Entries taken from a collection:
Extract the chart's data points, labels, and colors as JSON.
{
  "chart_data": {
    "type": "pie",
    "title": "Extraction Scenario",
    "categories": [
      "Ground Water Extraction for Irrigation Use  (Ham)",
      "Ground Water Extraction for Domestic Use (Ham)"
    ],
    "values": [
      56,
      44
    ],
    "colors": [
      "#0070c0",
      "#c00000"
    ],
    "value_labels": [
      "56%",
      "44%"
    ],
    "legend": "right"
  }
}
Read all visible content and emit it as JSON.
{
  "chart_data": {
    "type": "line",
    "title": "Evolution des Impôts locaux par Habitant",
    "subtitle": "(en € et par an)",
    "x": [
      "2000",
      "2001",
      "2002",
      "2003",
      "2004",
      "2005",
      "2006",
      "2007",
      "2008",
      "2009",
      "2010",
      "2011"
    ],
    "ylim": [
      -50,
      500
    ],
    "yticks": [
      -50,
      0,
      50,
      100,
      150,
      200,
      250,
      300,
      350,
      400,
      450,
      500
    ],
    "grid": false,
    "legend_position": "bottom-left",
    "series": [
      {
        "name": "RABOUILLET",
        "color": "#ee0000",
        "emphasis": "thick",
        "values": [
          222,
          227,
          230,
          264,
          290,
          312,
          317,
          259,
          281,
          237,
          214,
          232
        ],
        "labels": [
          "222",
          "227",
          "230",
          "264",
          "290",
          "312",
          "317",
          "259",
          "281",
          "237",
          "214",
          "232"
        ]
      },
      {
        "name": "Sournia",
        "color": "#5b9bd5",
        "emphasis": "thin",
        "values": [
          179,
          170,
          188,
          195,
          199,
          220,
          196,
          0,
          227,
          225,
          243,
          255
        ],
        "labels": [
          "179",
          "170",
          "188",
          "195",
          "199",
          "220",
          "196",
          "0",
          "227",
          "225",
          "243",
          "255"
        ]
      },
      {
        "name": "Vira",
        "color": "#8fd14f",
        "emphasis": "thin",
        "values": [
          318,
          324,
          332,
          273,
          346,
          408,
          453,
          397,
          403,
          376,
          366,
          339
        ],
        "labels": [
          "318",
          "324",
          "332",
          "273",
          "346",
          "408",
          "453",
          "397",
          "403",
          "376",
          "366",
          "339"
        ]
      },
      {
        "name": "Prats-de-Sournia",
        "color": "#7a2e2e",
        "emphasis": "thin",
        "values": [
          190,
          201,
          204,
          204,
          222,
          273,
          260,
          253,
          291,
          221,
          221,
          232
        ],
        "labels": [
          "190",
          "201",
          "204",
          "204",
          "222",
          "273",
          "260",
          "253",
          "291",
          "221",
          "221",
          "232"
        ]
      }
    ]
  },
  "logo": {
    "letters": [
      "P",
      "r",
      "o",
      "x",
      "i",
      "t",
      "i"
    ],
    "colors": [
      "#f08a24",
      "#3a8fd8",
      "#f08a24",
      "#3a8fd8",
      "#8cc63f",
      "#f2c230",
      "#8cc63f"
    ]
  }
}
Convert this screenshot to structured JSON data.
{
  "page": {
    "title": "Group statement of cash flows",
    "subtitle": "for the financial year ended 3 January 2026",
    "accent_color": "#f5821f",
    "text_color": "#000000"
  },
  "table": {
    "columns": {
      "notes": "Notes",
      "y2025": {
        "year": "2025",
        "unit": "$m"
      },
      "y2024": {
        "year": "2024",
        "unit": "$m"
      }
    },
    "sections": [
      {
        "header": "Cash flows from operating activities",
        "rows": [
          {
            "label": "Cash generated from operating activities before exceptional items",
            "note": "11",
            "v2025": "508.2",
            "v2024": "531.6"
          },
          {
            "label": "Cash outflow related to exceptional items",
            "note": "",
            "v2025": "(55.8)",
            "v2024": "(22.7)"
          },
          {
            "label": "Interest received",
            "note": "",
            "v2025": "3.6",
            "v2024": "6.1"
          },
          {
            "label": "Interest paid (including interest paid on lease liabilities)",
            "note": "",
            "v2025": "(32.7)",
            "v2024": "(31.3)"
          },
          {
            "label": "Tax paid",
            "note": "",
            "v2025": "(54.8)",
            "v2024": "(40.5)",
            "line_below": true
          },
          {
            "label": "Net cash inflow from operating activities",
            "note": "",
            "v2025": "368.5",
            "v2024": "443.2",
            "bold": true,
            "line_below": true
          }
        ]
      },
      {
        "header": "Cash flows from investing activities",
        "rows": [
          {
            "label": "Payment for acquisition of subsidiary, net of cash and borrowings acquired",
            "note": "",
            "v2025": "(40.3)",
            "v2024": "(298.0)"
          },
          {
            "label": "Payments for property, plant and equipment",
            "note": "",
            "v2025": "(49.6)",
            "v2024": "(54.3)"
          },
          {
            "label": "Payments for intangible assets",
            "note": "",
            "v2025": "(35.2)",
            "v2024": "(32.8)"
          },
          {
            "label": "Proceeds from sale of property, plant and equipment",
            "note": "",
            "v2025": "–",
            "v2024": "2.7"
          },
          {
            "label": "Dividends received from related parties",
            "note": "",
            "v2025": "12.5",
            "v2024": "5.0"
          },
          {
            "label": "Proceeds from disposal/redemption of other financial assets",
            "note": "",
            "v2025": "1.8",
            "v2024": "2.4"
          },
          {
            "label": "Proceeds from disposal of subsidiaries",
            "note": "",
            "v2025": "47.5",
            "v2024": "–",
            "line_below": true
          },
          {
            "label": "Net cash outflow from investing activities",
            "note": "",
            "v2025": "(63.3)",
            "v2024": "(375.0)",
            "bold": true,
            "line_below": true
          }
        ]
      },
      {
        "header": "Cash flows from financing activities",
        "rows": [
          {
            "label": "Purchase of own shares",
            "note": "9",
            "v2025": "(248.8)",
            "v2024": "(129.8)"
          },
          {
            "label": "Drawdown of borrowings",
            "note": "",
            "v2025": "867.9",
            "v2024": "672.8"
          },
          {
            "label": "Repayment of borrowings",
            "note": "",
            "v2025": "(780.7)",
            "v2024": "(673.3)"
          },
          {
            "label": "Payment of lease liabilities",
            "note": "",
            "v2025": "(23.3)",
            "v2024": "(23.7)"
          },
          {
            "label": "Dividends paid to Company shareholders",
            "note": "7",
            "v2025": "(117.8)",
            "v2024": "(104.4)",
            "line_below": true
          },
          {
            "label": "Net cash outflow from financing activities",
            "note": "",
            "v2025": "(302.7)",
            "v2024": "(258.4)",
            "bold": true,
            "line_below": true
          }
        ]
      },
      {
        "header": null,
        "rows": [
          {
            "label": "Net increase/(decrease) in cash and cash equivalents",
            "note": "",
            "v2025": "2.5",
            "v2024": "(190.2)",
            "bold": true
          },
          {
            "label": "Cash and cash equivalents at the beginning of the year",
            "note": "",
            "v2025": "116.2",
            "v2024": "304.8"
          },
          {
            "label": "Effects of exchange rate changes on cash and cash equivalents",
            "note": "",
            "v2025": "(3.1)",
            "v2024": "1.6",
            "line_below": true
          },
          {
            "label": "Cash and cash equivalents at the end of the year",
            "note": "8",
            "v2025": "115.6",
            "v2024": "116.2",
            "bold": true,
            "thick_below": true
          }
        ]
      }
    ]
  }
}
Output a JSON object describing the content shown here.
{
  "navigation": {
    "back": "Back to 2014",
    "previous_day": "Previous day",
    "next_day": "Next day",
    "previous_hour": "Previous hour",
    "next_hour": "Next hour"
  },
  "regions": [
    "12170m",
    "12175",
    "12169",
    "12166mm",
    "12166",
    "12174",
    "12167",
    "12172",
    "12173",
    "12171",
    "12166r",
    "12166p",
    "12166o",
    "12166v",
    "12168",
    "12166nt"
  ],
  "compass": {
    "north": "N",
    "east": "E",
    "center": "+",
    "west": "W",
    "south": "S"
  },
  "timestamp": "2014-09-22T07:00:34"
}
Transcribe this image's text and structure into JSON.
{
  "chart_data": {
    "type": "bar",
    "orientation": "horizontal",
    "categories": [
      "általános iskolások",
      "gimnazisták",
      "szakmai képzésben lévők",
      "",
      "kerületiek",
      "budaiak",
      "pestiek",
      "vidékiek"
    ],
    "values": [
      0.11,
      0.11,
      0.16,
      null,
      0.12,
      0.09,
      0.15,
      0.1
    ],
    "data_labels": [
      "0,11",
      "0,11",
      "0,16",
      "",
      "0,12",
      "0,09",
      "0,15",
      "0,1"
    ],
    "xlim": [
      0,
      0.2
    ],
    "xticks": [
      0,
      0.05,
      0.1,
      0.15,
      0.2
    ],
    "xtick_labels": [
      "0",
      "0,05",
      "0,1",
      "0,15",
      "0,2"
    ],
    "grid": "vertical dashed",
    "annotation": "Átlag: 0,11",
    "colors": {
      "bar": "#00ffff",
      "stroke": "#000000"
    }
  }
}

- **WRITTEN TASK**
Find how many lines in the listing contain the word "subtitle" and give that count alone.

- **TASK RESPONSE**
2